━━━━━ Quoted passage ━━━━━
From mboxrd@z Thu Jan  1 00:00:00 1970
From: Konrad Rzeszutek Wilk <konrad.wilk@oracle.com>
Subject: Re: Interesting observation with network event
 notification and batching
Date: Fri, 14 Jun 2013 14:53:03 -0400
Message-ID: <20130614185303.GC21280@phenom.dumpdata.com>
References: <20130612101451.GF2765@zion.uk.xensource.com>
Mime-Version: 1.0
Content-Type: text/plain; charset="us-ascii"
Content-Transfer-Encoding: 7bit
Return-path: <xen-devel-bounces@lists.xen.org>
Content-Disposition: inline
In-Reply-To: <20130612101451.GF2765@zion.uk.xensource.com>
List-Unsubscribe: <http://lists.xen.org/cgi-bin/mailman/options/xen-devel>,
	<mailto:xen-devel-request@lists.xen.org?subject=unsubscribe>
List-Post: <mailto:xen-devel@lists.xen.org>
List-Help: <mailto:xen-devel-request@lists.xen.org?subject=help>
List-Subscribe: <http://lists.xen.org/cgi-bin/mailman/listinfo/xen-devel>,
	<mailto:xen-devel-request@lists.xen.org?subject=subscribe>
Sender: xen-devel-bounces@lists.xen.org
Errors-To: xen-devel-bounces@lists.xen.org
To: Wei Liu <wei.liu2@citrix.com>
Cc: annie.li@oracle.com, stefano.stabellini@eu.citrix.com, andrew.bennieston@citrix.com, ian.campbell@citrix.com, xen-devel@lists.xen.org
List-Id: xen-devel@lists.xenproject.org

On Wed, Jun 12, 2013 at 11:14:51AM +0100, Wei Liu wrote:
> Hi all
> 
> I'm hacking on a netback trying to identify whether TLB flushes causes
> heavy performance penalty on Tx path. The hack is quite nasty (you would
> not want to know, trust me).
> 
> Basically what is doesn't is, 1) alter network protocol to pass along

You probably meant: "what it does" ?

> mfns instead of grant references, 2) when the backend sees a new mfn,
> map it RO and cache it in its own address space.
> 
> With this hack, now we have some sort of zero-copy TX path. Backend
> doesn't need to issue any grant copy / map operation any more. When it
> sees a new packet in the ring, it just needs to pick up the pages
> in its own address space and assemble packets with those pages then pass
> the packet on to network stack.
━━━━━ Given records ━━━━━
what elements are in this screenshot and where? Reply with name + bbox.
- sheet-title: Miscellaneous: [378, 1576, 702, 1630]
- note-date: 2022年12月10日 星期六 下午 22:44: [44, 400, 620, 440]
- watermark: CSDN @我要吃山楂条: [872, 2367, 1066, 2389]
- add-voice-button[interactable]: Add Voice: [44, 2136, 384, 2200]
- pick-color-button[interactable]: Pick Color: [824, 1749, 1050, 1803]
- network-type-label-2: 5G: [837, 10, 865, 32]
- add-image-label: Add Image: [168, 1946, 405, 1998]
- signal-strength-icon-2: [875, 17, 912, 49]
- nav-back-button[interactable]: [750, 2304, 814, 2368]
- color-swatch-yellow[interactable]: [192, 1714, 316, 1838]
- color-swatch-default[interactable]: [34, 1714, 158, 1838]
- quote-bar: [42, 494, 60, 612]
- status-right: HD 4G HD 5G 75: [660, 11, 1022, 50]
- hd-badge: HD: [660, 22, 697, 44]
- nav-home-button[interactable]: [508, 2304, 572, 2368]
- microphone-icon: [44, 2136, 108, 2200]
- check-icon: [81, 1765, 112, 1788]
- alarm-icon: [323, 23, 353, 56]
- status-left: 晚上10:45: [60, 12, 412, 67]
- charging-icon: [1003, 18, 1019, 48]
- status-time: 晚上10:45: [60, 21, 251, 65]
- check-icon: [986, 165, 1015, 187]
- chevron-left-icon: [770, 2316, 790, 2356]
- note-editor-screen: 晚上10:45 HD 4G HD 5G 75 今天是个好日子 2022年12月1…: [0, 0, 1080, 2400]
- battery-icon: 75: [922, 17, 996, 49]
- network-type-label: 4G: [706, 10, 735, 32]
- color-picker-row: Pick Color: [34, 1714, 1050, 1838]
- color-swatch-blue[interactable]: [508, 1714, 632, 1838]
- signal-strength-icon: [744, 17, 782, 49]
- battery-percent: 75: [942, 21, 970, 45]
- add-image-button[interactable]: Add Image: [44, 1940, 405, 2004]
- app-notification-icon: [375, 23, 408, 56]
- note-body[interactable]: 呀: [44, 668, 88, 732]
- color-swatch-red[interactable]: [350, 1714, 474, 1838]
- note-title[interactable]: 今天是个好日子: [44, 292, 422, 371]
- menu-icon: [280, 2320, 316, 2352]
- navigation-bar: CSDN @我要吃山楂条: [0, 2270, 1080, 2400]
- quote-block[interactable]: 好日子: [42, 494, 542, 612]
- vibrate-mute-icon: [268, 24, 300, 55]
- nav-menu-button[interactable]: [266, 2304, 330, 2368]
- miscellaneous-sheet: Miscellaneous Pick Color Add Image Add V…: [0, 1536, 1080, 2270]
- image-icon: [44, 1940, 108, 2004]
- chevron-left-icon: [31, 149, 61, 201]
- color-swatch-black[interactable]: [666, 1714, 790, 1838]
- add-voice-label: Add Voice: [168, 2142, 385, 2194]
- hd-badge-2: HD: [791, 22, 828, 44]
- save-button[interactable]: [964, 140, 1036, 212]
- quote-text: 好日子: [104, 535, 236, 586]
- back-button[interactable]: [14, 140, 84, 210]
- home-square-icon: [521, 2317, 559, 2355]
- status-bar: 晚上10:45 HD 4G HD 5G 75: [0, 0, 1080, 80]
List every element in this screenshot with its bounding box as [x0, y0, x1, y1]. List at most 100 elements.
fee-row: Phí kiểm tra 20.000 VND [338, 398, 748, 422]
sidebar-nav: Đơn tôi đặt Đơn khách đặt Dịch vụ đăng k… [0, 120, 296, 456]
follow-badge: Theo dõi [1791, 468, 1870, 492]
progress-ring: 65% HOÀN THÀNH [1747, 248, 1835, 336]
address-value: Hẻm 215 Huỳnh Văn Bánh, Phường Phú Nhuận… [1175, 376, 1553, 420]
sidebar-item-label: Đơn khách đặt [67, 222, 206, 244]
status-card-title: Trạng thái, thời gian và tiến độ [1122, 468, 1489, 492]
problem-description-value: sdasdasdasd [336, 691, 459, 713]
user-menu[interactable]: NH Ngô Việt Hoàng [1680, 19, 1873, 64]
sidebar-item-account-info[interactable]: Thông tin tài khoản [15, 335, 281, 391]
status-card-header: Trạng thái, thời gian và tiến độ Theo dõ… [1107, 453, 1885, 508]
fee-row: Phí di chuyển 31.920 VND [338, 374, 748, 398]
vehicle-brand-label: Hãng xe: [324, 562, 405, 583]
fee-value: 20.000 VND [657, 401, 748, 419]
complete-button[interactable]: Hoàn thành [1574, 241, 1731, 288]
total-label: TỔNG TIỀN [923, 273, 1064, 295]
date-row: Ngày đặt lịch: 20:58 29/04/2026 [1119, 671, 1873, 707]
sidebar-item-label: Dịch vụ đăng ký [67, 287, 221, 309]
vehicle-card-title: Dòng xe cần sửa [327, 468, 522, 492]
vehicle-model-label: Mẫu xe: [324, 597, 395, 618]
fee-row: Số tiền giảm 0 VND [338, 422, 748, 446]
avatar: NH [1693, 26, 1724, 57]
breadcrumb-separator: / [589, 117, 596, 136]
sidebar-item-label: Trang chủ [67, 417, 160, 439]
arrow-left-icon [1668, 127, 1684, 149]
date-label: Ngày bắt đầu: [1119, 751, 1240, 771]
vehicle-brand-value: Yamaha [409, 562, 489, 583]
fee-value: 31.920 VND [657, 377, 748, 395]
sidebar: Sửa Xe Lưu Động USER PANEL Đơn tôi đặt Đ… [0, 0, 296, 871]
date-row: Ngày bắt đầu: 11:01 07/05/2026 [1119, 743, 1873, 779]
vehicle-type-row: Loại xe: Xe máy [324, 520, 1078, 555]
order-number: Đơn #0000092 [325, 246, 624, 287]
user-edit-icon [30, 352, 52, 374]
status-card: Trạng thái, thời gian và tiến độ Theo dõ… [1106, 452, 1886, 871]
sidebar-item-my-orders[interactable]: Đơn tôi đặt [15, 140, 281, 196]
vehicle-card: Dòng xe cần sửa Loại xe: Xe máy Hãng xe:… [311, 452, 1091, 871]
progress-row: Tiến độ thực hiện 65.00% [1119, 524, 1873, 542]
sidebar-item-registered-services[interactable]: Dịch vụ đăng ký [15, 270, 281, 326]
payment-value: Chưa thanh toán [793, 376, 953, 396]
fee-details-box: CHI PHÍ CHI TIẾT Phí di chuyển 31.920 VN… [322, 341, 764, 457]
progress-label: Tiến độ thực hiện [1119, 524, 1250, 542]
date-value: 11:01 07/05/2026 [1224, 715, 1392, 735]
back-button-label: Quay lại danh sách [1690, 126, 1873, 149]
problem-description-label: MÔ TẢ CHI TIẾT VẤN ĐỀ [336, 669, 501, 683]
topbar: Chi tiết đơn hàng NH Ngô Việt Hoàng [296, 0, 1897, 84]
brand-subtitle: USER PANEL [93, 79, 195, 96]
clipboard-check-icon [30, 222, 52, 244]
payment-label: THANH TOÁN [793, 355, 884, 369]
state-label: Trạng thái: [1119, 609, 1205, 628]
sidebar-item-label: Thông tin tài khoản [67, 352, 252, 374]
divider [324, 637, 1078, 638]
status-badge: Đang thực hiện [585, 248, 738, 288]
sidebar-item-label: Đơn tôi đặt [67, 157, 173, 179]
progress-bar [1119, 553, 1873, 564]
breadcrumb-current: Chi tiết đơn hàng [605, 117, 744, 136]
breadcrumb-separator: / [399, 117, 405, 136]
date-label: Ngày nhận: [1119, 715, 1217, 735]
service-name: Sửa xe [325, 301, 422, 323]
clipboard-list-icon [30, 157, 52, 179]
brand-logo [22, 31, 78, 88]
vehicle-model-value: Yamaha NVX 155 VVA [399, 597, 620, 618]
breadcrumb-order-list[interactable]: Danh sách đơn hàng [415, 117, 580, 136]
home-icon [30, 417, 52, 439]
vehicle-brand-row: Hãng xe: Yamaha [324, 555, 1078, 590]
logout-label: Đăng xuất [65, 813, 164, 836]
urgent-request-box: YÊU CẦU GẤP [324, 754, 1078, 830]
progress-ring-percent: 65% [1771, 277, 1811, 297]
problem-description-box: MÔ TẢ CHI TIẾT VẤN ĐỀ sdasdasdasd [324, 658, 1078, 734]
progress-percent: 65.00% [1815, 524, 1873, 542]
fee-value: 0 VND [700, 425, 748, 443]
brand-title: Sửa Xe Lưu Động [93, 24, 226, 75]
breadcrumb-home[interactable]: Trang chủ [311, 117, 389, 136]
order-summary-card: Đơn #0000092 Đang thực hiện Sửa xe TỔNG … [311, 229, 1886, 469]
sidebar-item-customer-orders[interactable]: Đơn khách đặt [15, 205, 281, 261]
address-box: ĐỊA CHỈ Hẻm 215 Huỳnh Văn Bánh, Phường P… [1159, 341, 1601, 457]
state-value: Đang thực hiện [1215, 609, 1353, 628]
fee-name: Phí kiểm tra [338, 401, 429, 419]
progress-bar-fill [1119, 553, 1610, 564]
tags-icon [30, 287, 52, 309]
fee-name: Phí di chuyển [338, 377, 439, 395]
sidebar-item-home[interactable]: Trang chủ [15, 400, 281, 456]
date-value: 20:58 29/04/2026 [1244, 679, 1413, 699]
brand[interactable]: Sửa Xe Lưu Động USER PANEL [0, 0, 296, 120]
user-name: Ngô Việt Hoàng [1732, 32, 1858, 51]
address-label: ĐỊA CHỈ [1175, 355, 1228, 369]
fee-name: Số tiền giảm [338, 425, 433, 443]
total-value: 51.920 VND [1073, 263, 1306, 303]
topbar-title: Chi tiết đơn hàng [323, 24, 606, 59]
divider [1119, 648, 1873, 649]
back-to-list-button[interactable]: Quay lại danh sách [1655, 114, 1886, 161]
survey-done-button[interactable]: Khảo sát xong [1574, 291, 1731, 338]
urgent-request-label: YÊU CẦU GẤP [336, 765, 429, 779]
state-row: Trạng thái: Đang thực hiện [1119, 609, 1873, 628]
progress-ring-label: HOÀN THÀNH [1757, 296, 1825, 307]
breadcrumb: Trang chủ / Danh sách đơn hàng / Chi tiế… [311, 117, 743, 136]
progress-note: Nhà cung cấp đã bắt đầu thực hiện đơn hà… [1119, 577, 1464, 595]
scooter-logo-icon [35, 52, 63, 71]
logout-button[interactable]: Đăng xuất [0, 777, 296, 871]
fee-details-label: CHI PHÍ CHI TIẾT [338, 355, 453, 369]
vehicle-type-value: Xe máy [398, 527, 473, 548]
━━━━━
■ Exercise requirements:
A. Answer these questions about the email on network event notification and batching:
(i) What date appears in the email's Date header?
(ii) What wording does the reply suggest was meant in place of "what is doesn't"?
(iii) With the hack in place, what does the backend no longer need to issue?
B. Please retype everything in the entries from the very start down to the line containing "- watermark: CSDN", including that line.
The entries are unrelated to the email.

■ Expected responses:
A.
(i) Fri, 14 Jun 2013 14:53:03 -0400
(ii) "what it does"
(iii) Any grant copy / map operation.

B.
what elements are in this screenshot and where? Reply with name + bbox.
- sheet-title: Miscellaneous: [378, 1576, 702, 1630]
- note-date: 2022年12月10日 星期六 下午 22:44: [44, 400, 620, 440]
- watermark: CSDN @我要吃山楂条: [872, 2367, 1066, 2389]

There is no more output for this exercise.